* Start Material for the task *

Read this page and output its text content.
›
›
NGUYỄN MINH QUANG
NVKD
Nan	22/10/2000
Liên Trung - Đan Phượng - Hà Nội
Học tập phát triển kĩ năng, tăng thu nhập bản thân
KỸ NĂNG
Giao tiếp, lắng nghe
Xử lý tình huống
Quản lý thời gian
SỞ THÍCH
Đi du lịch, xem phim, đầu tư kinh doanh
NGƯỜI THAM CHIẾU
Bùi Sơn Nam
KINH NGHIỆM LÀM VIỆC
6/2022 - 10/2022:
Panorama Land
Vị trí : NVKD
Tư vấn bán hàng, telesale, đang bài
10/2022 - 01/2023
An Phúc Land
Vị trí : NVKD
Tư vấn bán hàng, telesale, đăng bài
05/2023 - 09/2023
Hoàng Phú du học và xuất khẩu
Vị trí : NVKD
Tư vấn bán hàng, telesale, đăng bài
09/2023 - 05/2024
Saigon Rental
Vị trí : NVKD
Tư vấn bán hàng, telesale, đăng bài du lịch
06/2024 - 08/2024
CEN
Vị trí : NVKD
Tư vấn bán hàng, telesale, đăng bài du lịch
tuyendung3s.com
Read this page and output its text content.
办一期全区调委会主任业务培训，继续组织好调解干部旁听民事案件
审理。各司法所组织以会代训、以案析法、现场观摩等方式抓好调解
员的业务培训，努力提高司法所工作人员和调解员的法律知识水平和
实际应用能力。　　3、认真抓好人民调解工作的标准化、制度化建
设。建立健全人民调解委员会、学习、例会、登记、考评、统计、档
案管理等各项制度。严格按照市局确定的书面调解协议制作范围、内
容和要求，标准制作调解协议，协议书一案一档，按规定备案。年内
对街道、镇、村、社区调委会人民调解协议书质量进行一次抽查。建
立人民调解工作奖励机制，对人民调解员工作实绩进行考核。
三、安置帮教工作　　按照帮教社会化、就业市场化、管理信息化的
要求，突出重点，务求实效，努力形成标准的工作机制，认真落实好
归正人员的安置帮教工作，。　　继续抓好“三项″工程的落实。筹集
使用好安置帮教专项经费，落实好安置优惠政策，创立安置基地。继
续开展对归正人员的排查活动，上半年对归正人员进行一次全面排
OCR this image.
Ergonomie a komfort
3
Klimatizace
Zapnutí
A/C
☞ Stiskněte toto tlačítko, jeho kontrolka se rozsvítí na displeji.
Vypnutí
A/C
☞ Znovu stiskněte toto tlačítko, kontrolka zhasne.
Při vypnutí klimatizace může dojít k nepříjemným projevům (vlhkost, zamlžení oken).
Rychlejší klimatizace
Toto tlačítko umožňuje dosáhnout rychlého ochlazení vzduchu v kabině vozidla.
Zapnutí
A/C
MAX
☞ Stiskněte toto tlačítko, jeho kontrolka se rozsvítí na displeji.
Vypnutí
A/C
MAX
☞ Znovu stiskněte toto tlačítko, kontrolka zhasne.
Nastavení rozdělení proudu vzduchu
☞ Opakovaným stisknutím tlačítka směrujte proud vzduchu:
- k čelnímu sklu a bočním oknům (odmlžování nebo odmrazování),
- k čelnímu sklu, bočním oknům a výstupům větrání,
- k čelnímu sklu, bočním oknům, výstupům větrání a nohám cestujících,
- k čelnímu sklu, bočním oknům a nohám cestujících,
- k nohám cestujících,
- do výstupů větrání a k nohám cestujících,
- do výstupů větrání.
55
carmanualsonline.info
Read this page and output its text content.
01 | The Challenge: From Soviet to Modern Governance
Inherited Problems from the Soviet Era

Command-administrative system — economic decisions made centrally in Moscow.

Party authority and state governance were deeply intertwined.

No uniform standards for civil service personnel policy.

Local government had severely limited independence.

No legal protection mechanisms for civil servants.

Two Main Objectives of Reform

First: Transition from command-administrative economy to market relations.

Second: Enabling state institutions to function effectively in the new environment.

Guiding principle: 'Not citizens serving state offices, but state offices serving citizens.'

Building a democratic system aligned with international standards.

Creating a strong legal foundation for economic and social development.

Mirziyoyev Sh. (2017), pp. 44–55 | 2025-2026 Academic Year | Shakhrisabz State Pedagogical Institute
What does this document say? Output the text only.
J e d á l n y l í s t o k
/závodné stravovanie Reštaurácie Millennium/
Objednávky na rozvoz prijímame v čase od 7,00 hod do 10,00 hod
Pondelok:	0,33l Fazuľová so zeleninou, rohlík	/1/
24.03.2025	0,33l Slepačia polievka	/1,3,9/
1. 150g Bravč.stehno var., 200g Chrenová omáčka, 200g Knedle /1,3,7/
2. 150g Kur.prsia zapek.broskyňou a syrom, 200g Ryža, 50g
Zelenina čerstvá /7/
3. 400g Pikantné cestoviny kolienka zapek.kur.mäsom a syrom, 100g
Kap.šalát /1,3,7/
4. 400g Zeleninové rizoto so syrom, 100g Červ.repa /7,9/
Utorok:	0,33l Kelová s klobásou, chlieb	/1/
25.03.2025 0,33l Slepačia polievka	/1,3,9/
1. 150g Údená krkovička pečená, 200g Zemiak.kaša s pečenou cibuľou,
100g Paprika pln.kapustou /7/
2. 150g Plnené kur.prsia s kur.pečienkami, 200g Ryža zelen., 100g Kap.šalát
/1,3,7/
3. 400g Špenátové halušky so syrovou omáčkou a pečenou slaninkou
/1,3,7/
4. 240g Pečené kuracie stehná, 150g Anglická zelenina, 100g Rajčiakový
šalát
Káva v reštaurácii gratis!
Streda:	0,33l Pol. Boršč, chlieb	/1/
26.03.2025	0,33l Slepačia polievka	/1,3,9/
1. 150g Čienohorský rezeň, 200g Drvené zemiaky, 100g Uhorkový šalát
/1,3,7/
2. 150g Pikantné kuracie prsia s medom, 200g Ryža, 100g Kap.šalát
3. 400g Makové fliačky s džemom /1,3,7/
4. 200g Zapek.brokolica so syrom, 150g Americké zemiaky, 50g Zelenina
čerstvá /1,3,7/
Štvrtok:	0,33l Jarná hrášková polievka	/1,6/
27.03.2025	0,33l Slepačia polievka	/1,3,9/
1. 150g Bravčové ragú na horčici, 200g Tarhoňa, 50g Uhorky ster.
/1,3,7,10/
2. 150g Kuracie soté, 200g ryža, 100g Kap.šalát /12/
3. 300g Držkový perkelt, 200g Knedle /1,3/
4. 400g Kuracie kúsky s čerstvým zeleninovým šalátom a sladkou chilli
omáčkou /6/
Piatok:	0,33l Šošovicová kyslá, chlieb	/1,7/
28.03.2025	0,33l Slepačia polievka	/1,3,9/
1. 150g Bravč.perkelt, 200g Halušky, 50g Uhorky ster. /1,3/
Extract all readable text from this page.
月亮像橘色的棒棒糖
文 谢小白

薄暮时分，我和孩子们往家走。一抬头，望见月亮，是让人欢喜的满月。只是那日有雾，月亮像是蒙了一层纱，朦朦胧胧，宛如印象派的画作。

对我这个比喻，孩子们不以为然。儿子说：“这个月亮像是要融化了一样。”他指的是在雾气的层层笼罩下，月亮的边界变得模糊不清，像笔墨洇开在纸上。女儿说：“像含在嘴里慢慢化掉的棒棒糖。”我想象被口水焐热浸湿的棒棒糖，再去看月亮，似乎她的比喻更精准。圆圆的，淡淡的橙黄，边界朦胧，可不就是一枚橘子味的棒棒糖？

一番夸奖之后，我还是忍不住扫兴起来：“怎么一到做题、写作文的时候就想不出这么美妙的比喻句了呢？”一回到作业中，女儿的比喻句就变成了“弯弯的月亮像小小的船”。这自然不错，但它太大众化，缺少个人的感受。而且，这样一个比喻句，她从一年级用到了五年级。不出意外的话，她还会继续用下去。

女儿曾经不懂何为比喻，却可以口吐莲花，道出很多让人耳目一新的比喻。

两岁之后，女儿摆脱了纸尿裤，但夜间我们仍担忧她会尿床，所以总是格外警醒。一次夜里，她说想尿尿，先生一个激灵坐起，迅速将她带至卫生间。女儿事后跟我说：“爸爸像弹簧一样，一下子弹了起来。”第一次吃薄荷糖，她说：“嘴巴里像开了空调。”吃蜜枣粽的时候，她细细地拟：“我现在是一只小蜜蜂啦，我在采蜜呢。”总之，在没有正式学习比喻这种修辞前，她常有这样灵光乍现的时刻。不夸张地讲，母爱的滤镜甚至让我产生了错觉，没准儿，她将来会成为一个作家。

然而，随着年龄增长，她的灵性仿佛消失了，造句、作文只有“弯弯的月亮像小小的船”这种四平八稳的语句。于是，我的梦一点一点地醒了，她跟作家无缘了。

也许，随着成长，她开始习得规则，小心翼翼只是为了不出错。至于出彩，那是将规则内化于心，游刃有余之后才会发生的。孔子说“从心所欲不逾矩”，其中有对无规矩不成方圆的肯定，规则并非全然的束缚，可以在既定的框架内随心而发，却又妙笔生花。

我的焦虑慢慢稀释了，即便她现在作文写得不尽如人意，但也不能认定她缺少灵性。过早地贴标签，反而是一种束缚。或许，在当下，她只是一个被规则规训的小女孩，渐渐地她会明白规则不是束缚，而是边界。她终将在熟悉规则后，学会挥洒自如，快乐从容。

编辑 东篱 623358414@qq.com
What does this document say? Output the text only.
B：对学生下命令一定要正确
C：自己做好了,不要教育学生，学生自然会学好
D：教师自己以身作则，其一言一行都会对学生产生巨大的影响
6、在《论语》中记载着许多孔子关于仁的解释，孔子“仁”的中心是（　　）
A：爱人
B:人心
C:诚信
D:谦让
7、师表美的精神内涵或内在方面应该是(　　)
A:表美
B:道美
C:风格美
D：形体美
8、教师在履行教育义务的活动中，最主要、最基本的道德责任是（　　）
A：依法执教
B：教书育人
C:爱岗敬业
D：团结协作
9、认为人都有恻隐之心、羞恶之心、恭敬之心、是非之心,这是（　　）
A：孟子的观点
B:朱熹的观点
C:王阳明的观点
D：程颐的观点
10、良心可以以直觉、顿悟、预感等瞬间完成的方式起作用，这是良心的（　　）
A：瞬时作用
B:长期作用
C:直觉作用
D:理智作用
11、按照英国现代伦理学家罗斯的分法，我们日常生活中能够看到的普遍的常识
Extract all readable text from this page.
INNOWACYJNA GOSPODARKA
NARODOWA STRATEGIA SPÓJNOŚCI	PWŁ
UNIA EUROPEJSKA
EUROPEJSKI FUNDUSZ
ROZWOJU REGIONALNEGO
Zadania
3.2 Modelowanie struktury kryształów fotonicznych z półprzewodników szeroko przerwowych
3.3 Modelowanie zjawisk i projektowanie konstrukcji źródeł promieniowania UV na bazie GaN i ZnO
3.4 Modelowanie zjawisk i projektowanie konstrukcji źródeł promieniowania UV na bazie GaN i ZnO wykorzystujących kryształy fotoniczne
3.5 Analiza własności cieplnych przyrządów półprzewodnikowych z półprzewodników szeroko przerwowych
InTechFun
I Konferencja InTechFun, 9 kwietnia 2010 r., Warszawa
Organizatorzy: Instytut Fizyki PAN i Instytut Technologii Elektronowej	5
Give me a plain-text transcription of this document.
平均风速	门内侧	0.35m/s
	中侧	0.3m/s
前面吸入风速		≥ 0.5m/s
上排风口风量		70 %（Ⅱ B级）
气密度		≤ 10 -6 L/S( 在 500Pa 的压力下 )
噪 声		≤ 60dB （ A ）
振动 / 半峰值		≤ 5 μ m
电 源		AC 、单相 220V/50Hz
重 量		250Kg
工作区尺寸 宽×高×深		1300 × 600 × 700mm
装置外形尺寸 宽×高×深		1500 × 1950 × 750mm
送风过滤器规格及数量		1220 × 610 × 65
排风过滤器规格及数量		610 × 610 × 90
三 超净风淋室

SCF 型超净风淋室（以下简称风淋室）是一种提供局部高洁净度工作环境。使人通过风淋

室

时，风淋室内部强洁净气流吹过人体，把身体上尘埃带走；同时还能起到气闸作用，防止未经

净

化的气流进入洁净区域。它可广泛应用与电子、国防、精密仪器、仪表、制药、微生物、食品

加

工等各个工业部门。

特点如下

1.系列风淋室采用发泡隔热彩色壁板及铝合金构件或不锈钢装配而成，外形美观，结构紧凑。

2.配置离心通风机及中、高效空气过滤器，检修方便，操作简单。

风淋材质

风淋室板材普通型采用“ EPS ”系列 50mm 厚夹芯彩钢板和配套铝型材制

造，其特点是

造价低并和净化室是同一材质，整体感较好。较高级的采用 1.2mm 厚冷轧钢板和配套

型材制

* End Material for the task *

§ Problem requirements
Which lines include the word "větrání"? List them all.

§ Result for this task
- k čelnímu sklu, bočním oknům a výstupům větrání,
- k čelnímu sklu, bočním oknům, výstupům větrání a nohám cestujících,
- do výstupů větrání a k nohám cestujících,
- do výstupů větrání.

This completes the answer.